(Figure contents as structured data)
═══

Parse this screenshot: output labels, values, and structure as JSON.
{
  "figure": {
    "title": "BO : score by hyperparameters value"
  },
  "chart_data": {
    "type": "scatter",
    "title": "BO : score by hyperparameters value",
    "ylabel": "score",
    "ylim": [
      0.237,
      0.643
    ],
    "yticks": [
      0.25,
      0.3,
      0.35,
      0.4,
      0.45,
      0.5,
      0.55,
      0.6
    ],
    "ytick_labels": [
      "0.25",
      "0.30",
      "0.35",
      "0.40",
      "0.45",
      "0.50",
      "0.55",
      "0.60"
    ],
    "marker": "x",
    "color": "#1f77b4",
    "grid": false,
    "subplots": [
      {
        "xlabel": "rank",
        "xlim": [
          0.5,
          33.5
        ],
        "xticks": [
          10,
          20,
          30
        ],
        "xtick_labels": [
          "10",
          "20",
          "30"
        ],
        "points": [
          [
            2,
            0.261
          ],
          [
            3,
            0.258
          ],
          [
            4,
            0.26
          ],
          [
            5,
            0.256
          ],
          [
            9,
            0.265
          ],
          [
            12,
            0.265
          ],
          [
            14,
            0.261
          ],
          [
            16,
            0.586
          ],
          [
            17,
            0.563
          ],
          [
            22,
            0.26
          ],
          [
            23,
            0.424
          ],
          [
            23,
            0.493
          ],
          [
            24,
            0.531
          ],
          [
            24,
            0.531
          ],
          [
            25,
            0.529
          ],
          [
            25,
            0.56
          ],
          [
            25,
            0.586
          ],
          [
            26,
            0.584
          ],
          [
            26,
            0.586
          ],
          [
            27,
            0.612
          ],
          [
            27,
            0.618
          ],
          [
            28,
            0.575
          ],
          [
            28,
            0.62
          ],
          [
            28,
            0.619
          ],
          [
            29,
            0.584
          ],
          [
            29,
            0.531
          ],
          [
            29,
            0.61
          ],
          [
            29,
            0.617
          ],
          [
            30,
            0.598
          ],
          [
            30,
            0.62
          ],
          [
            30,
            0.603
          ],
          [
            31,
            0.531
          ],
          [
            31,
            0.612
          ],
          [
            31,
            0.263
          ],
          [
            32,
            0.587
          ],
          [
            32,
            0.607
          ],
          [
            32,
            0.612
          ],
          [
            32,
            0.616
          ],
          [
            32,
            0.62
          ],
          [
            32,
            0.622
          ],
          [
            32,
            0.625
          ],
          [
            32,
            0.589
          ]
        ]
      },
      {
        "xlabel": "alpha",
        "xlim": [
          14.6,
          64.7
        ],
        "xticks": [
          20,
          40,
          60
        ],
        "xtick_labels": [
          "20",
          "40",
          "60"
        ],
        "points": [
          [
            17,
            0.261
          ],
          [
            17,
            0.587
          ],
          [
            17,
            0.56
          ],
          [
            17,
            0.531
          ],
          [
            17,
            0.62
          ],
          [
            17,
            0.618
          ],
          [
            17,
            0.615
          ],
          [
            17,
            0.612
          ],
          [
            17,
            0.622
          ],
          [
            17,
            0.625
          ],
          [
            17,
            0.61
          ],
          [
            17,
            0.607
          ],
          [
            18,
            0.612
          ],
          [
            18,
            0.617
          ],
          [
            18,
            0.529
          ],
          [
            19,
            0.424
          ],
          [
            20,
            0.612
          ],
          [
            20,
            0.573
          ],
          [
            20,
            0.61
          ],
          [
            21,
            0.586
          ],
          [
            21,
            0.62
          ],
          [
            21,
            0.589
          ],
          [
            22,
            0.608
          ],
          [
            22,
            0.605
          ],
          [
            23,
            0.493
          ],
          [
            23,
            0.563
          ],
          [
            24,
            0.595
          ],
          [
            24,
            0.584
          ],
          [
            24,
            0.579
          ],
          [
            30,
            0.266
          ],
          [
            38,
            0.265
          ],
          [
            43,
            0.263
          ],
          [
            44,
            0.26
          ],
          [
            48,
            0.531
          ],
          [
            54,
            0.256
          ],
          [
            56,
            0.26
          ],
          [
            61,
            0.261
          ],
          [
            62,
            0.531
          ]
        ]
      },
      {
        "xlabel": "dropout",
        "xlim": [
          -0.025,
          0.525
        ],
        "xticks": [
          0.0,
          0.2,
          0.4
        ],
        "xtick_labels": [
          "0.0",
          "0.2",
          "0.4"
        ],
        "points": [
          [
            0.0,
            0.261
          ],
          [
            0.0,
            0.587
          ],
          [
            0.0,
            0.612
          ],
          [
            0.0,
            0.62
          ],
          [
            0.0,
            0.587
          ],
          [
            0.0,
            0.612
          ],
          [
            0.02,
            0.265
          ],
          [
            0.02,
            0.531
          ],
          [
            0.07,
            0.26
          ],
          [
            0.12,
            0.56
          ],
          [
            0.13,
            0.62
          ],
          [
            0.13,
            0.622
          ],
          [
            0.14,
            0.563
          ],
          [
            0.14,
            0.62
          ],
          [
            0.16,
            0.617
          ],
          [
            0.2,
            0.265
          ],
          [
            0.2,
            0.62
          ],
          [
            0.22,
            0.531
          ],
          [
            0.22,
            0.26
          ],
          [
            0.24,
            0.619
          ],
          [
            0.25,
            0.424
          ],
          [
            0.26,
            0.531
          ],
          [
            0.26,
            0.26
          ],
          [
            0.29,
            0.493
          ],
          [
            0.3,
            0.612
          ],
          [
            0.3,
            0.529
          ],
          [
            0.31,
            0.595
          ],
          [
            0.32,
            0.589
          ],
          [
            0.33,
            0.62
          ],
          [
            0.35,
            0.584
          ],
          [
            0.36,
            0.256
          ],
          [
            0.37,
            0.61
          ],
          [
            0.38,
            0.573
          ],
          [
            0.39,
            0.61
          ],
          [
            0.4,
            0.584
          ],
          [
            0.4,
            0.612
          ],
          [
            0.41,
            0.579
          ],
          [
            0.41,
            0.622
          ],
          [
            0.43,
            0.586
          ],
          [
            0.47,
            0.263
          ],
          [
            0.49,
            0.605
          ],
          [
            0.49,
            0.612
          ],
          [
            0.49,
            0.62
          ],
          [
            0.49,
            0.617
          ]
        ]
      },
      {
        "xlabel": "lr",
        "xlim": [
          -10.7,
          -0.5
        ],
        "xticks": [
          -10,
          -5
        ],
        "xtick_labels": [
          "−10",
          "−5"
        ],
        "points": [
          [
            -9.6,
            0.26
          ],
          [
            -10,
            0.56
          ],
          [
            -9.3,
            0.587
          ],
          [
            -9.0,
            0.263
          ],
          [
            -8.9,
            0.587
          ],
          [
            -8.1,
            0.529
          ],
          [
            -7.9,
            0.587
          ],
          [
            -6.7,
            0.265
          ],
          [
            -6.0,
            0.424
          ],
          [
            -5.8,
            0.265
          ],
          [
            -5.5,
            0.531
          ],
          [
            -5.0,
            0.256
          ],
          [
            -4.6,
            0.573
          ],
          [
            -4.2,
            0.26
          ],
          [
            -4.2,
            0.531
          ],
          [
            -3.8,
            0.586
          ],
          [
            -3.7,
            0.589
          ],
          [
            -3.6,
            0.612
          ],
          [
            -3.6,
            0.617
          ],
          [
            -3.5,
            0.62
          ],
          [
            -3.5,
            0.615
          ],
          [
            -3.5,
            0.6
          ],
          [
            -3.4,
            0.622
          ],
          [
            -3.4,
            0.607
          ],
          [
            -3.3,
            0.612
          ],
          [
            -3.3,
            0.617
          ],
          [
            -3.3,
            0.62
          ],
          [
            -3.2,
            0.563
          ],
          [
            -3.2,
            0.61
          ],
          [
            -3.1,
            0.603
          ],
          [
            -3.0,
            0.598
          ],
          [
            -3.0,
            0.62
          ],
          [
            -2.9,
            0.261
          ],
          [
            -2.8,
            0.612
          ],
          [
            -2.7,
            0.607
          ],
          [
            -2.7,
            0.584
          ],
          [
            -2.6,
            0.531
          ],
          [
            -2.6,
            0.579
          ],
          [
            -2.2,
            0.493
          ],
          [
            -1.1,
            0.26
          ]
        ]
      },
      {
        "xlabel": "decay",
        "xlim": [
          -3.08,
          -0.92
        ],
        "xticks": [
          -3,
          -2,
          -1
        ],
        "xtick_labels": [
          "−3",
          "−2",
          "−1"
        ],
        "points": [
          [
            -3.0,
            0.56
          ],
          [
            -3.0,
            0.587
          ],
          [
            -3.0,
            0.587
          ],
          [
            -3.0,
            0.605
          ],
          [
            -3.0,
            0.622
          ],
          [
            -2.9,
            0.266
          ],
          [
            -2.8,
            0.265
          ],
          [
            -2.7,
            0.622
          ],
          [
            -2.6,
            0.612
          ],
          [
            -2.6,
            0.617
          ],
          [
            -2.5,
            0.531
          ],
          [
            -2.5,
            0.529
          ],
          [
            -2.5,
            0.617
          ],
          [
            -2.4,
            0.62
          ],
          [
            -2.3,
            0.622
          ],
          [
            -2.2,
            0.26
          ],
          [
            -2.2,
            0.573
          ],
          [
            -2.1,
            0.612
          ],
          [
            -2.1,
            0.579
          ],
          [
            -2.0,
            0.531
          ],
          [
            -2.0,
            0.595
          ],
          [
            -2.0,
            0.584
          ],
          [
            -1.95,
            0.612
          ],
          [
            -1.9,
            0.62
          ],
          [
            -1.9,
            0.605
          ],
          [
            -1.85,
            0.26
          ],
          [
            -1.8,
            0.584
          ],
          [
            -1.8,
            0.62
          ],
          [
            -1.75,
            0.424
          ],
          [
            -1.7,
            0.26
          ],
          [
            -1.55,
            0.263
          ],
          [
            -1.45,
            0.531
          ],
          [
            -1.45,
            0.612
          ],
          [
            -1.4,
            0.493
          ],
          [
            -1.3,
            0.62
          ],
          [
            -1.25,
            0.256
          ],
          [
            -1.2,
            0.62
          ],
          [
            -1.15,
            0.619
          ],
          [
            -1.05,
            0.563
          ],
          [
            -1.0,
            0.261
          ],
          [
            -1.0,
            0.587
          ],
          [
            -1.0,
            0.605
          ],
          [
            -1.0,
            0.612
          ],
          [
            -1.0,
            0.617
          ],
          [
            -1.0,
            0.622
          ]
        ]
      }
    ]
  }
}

═══

**Exercise task**
What is the number of lines in the listing that contain the string "xlabel"? Reply with that number alone.

**The output**
5